▶ WRITTEN PROBLEM
Read the lines that follow and pick out every one containing the word "name".

[Stored items from a collection]
------------------------------------

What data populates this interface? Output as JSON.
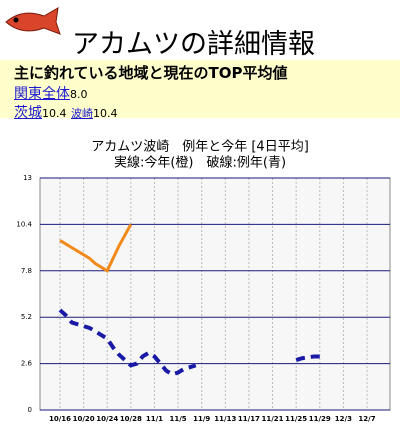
{
  "header": {
    "title": "アカムツの詳細情報"
  },
  "region": {
    "heading": "主に釣れている地域と現在のTOP平均値",
    "items": [
      {
        "name": "関東全体",
        "value": "8.0"
      },
      {
        "name": "茨城",
        "value": "10.4"
      },
      {
        "name": "波崎",
        "value": "10.4"
      }
    ]
  },
  "chart_data": {
    "type": "line",
    "title": "アカムツ波崎　例年と今年 [4日平均]",
    "subtitle": "実線:今年(橙)　破線:例年(青)",
    "categories": [
      "10/16",
      null,
      null,
      null,
      "10/20",
      null,
      null,
      null,
      "10/24",
      null,
      null,
      null,
      "10/28",
      null,
      null,
      null,
      "11/1",
      null,
      null,
      null,
      "11/5",
      null,
      null,
      null,
      "11/9",
      null,
      null,
      null,
      "11/13",
      null,
      null,
      null,
      "11/17",
      null,
      null,
      null,
      "11/21",
      null,
      null,
      null,
      "11/25",
      null,
      null,
      null,
      "11/29",
      null,
      null,
      null,
      "12/3",
      null,
      null,
      null,
      "12/7"
    ],
    "series": [
      {
        "name": "今年",
        "color": "#f28a1a",
        "dash": false,
        "values": [
          9.5,
          9.3,
          9.1,
          8.9,
          8.7,
          8.5,
          8.2,
          8.0,
          7.8,
          8.5,
          9.2,
          9.8,
          10.4,
          null,
          null,
          null,
          null,
          null,
          null,
          null,
          null,
          null,
          null,
          null,
          null,
          null,
          null,
          null,
          null,
          null,
          null,
          null,
          null,
          null,
          null,
          null,
          null,
          null,
          null,
          null,
          null,
          null,
          null,
          null,
          null,
          null,
          null,
          null,
          null,
          null,
          null,
          null,
          null
        ]
      },
      {
        "name": "例年",
        "color": "#1a1aa6",
        "dash": true,
        "values": [
          5.6,
          5.3,
          4.9,
          4.8,
          4.7,
          4.6,
          4.4,
          4.2,
          4.0,
          3.5,
          3.1,
          2.8,
          2.5,
          2.6,
          3.0,
          3.2,
          3.0,
          2.6,
          2.2,
          2.0,
          2.1,
          2.3,
          2.4,
          2.5,
          null,
          null,
          null,
          null,
          null,
          null,
          null,
          null,
          null,
          null,
          null,
          null,
          null,
          null,
          null,
          null,
          2.8,
          2.9,
          2.95,
          3.0,
          3.0,
          null,
          null,
          null,
          null,
          null,
          null,
          null,
          null
        ]
      }
    ],
    "ylim": [
      0,
      13
    ],
    "yticks": [
      0,
      2.6,
      5.2,
      7.8,
      10.4,
      13
    ],
    "grid": true
  }
}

------------------------------------

▶ FINISHED TASK
        "name": "関東全体",
        "name": "茨城",
        "name": "波崎",
        "name": "今年",
        "name": "例年",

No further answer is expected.